» Work required: "document" appears in how many lines of the entries? State only the number.

» Source data:
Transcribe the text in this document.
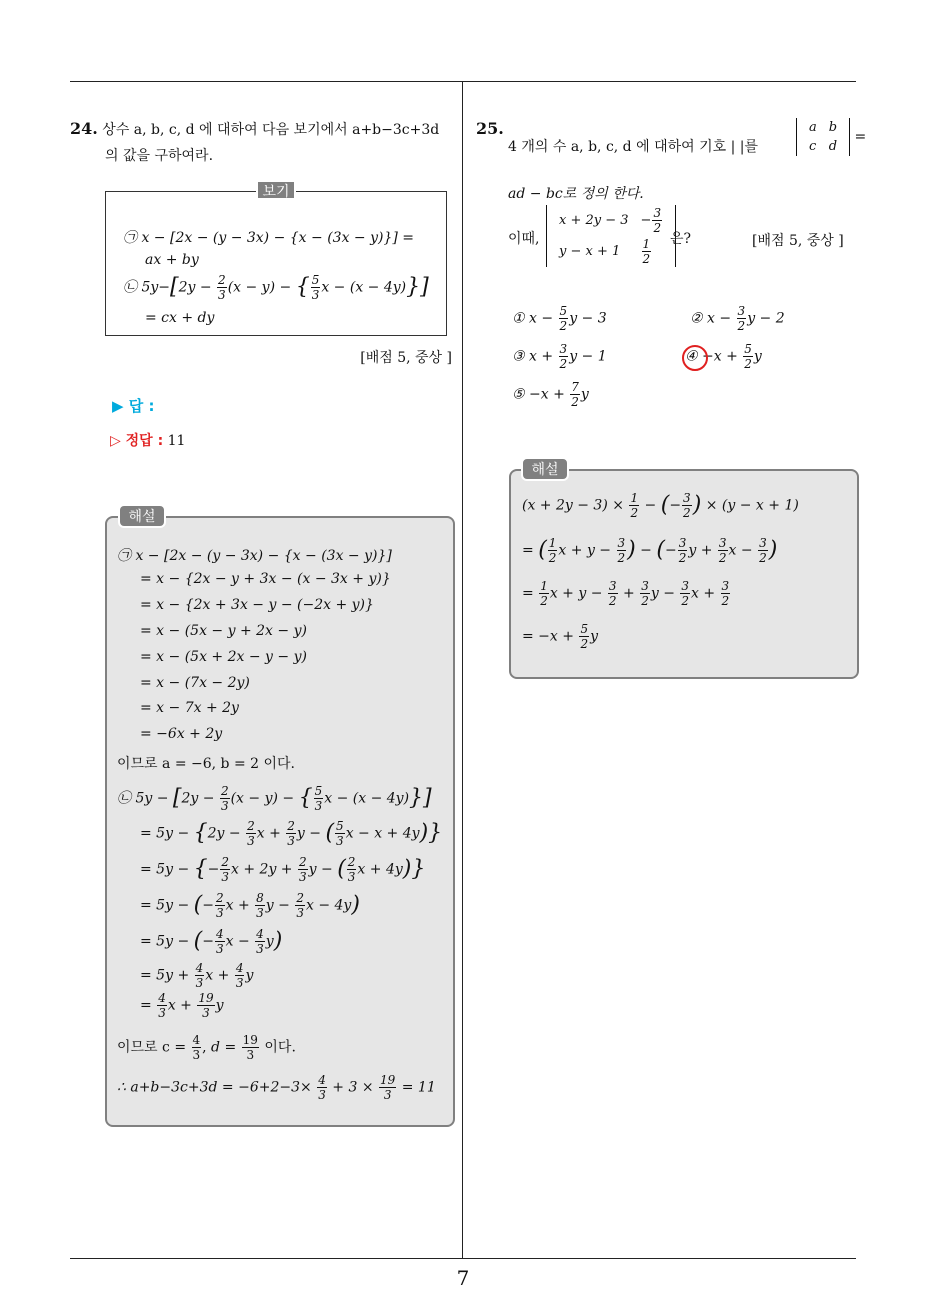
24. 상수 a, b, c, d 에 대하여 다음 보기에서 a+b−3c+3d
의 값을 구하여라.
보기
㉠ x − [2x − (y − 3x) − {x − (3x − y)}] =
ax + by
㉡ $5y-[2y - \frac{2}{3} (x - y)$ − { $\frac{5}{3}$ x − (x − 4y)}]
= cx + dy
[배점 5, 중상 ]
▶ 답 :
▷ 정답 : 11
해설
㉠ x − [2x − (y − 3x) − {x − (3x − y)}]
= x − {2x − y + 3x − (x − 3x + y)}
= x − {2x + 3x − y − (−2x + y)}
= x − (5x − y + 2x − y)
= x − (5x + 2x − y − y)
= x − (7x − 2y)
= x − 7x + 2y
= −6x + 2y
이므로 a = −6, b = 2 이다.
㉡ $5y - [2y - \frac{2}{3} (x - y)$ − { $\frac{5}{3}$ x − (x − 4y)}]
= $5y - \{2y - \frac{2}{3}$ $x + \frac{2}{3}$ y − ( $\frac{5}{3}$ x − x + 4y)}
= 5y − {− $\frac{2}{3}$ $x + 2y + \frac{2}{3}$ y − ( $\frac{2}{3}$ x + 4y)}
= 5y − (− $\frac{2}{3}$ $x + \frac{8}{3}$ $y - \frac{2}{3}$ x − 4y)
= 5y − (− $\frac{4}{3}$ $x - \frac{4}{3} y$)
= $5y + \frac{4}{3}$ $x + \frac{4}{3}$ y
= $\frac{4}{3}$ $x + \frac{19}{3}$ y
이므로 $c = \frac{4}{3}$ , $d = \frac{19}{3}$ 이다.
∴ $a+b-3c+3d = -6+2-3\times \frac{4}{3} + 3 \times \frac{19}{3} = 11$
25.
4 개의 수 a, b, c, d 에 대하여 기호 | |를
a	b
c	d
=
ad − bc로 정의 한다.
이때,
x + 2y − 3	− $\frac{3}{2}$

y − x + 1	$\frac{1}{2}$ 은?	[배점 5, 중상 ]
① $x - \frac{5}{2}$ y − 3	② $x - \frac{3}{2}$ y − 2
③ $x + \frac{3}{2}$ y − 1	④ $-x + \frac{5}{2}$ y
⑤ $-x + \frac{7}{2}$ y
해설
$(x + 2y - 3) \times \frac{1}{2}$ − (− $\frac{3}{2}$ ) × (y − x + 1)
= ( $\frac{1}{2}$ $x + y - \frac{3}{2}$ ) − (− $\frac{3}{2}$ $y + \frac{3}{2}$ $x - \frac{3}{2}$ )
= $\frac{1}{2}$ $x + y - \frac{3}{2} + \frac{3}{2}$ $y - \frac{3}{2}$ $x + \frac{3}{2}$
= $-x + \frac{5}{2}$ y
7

--

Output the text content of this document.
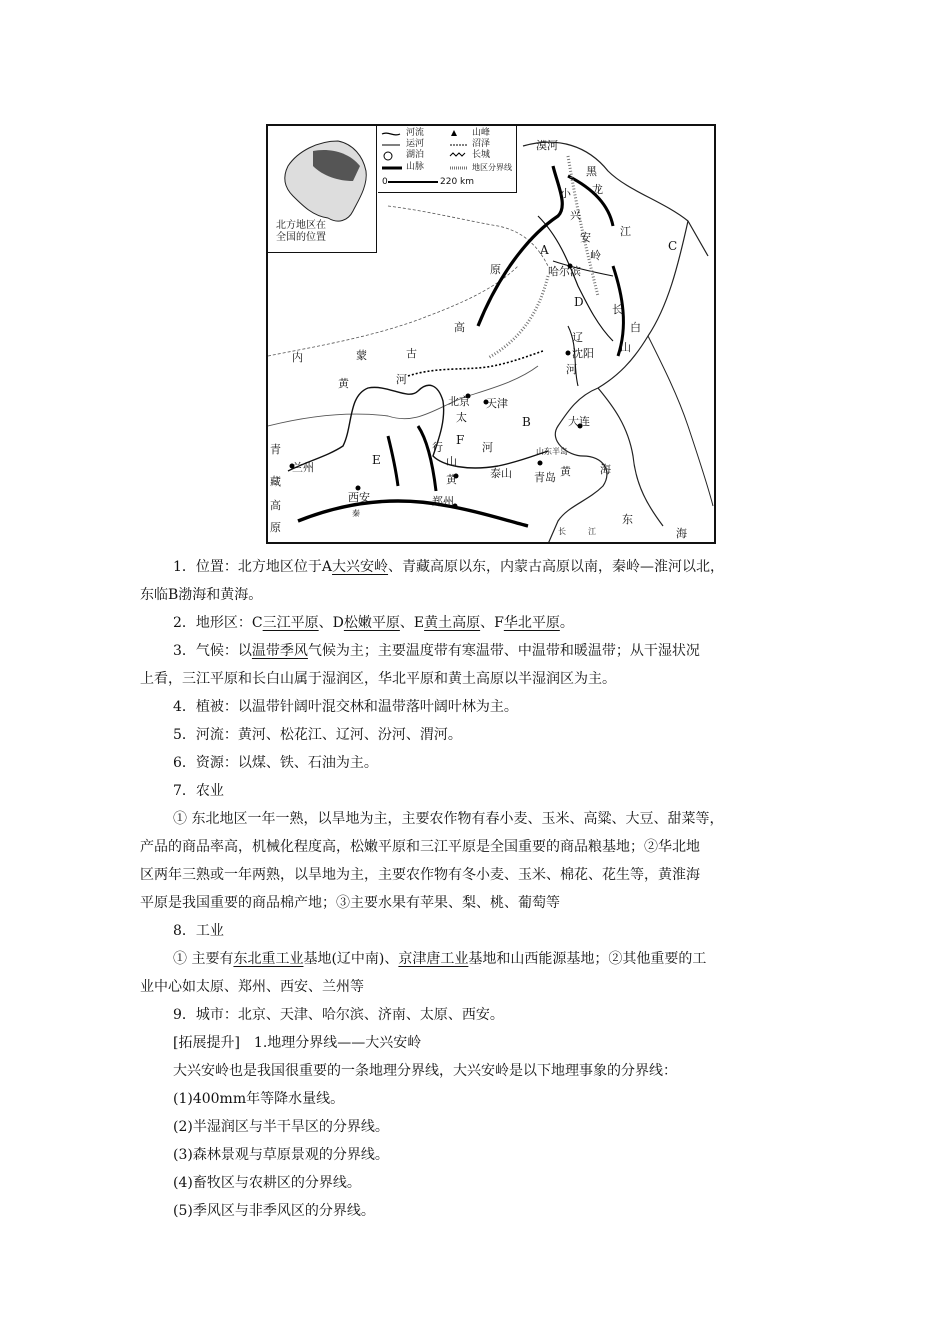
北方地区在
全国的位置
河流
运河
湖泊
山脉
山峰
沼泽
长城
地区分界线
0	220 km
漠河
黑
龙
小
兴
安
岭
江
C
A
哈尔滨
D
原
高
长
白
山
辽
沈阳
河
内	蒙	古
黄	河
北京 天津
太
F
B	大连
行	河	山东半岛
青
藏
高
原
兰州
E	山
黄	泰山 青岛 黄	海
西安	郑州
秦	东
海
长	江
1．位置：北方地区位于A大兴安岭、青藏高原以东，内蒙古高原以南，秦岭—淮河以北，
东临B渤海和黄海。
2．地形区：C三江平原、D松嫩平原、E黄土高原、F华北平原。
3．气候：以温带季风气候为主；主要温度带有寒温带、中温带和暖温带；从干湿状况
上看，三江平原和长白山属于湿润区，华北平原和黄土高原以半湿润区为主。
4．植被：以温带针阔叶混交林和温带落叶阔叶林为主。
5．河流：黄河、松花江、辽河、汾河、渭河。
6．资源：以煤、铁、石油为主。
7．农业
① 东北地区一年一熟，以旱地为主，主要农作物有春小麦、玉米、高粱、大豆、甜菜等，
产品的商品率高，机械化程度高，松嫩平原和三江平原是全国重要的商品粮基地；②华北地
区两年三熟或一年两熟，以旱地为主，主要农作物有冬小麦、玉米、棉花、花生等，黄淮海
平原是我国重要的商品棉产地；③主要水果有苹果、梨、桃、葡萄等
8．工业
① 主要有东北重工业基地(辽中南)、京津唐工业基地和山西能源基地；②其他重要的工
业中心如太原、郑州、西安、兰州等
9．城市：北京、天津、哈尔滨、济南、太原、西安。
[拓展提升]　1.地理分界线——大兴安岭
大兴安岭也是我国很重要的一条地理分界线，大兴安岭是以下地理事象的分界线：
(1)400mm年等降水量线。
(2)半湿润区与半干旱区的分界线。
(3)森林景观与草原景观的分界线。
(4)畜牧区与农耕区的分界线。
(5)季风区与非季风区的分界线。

---

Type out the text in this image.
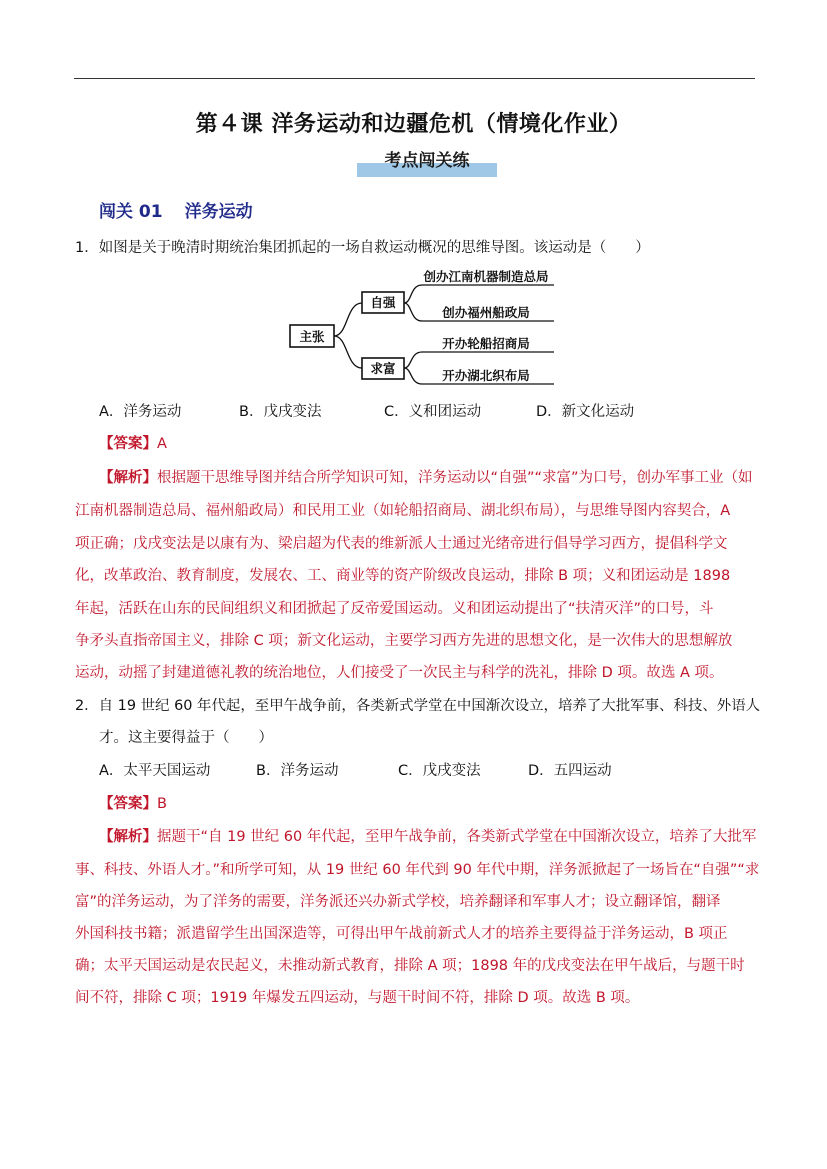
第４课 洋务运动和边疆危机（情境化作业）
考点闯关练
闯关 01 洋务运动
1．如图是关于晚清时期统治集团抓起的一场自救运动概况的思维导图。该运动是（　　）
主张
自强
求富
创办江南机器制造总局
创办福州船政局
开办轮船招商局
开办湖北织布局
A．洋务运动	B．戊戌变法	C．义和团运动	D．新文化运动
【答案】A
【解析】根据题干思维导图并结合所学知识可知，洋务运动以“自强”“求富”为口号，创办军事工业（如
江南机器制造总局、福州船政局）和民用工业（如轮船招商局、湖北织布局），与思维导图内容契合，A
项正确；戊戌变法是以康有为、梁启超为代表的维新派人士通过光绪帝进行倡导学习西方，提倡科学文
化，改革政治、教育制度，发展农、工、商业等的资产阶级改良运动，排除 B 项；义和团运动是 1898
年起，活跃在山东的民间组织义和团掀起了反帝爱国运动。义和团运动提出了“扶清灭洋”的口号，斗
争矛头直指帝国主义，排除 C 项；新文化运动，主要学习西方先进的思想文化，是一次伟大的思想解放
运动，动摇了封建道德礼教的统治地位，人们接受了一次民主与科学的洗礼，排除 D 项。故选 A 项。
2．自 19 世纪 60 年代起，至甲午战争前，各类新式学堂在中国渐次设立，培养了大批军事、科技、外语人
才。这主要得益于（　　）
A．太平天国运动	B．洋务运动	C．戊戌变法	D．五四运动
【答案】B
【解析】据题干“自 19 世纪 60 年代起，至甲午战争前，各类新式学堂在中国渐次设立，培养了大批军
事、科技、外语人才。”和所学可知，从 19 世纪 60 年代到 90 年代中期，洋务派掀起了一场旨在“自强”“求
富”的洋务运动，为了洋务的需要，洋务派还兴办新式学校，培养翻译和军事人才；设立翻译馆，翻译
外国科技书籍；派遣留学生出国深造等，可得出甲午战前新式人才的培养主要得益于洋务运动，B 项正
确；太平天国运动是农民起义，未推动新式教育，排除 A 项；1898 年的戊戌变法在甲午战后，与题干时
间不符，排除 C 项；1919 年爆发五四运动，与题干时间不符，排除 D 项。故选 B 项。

» Solution to this problem: 2